TASK GOAL – Without omitting anything, retype the data that follows.

RECORD SET –
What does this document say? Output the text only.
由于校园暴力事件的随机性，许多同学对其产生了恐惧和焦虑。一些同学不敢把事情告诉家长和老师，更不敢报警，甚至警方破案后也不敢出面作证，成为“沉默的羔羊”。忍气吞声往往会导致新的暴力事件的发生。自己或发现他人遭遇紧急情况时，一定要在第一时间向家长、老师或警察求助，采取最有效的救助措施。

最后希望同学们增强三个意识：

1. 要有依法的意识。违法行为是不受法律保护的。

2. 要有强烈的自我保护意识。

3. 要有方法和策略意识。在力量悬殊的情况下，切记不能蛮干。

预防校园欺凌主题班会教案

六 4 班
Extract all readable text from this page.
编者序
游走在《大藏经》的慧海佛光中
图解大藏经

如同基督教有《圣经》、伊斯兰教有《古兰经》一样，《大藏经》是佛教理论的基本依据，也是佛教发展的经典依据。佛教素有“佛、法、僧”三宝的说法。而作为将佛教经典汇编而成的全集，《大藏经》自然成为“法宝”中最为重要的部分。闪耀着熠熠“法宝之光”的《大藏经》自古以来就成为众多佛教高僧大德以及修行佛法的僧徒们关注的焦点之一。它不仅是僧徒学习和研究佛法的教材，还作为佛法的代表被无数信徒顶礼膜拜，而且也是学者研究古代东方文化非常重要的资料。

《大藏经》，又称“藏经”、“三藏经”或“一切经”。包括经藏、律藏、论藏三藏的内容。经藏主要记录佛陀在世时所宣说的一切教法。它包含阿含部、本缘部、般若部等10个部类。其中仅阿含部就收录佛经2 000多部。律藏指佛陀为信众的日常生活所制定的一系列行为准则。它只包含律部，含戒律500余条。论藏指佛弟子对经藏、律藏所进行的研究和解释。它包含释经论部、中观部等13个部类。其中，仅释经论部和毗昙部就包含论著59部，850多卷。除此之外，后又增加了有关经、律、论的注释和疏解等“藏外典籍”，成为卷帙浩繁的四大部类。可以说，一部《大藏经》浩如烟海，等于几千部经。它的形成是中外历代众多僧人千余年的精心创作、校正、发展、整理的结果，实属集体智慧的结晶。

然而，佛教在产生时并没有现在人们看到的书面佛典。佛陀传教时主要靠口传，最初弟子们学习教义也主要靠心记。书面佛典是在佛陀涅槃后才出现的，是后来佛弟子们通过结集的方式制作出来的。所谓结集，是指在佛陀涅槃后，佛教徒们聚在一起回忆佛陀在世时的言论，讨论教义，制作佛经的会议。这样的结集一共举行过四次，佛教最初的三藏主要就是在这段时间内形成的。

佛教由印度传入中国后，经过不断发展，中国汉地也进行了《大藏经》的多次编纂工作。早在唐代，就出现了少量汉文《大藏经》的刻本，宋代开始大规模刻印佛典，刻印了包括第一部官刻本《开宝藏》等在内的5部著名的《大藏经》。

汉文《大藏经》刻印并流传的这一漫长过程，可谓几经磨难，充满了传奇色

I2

TASK RESPONSE –
What does this document say? Output the text only.
由于校园暴力事件的随机性，许多同学对其产生了恐惧和焦虑。一些同学不敢把事情告诉家长和老师，更不敢报警，甚至警方破案后也不敢出面作证，成为“沉默的羔羊”。忍气吞声往往会导致新的暴力事件的发生。自己或发现他人遭遇紧急情况时，一定要在第一时间向家长、老师或警察求助，采取最有效的救助措施。

最后希望同学们增强三个意识：

1. 要有依法的意识。违法行为是不受法律保护的。

2. 要有强烈的自我保护意识。

3. 要有方法和策略意识。在力量悬殊的情况下，切记不能蛮干。

预防校园欺凌主题班会教案

六 4 班
Extract all readable text from this page.
编者序
游走在《大藏经》的慧海佛光中
图解大藏经

如同基督教有《圣经》、伊斯兰教有《古兰经》一样，《大藏经》是佛教理论的基本依据，也是佛教发展的经典依据。佛教素有“佛、法、僧”三宝的说法。而作为将佛教经典汇编而成的全集，《大藏经》自然成为“法宝”中最为重要的部分。闪耀着熠熠“法宝之光”的《大藏经》自古以来就成为众多佛教高僧大德以及修行佛法的僧徒们关注的焦点之一。它不仅是僧徒学习和研究佛法的教材，还作为佛法的代表被无数信徒顶礼膜拜，而且也是学者研究古代东方文化非常重要的资料。

《大藏经》，又称“藏经”、“三藏经”或“一切经”。包括经藏、律藏、论藏三藏的内容。经藏主要记录佛陀在世时所宣说的一切教法。它包含阿含部、本缘部、般若部等10个部类。其中仅阿含部就收录佛经2 000多部。律藏指佛陀为信众的日常生活所制定的一系列行为准则。它只包含律部，含戒律500余条。论藏指佛弟子对经藏、律藏所进行的研究和解释。它包含释经论部、中观部等13个部类。其中，仅释经论部和毗昙部就包含论著59部，850多卷。除此之外，后又增加了有关经、律、论的注释和疏解等“藏外典籍”，成为卷帙浩繁的四大部类。可以说，一部《大藏经》浩如烟海，等于几千部经。它的形成是中外历代众多僧人千余年的精心创作、校正、发展、整理的结果，实属集体智慧的结晶。

然而，佛教在产生时并没有现在人们看到的书面佛典。佛陀传教时主要靠口传，最初弟子们学习教义也主要靠心记。书面佛典是在佛陀涅槃后才出现的，是后来佛弟子们通过结集的方式制作出来的。所谓结集，是指在佛陀涅槃后，佛教徒们聚在一起回忆佛陀在世时的言论，讨论教义，制作佛经的会议。这样的结集一共举行过四次，佛教最初的三藏主要就是在这段时间内形成的。

佛教由印度传入中国后，经过不断发展，中国汉地也进行了《大藏经》的多次编纂工作。早在唐代，就出现了少量汉文《大藏经》的刻本，宋代开始大规模刻印佛典，刻印了包括第一部官刻本《开宝藏》等在内的5部著名的《大藏经》。

汉文《大藏经》刻印并流传的这一漫长过程，可谓几经磨难，充满了传奇色

I2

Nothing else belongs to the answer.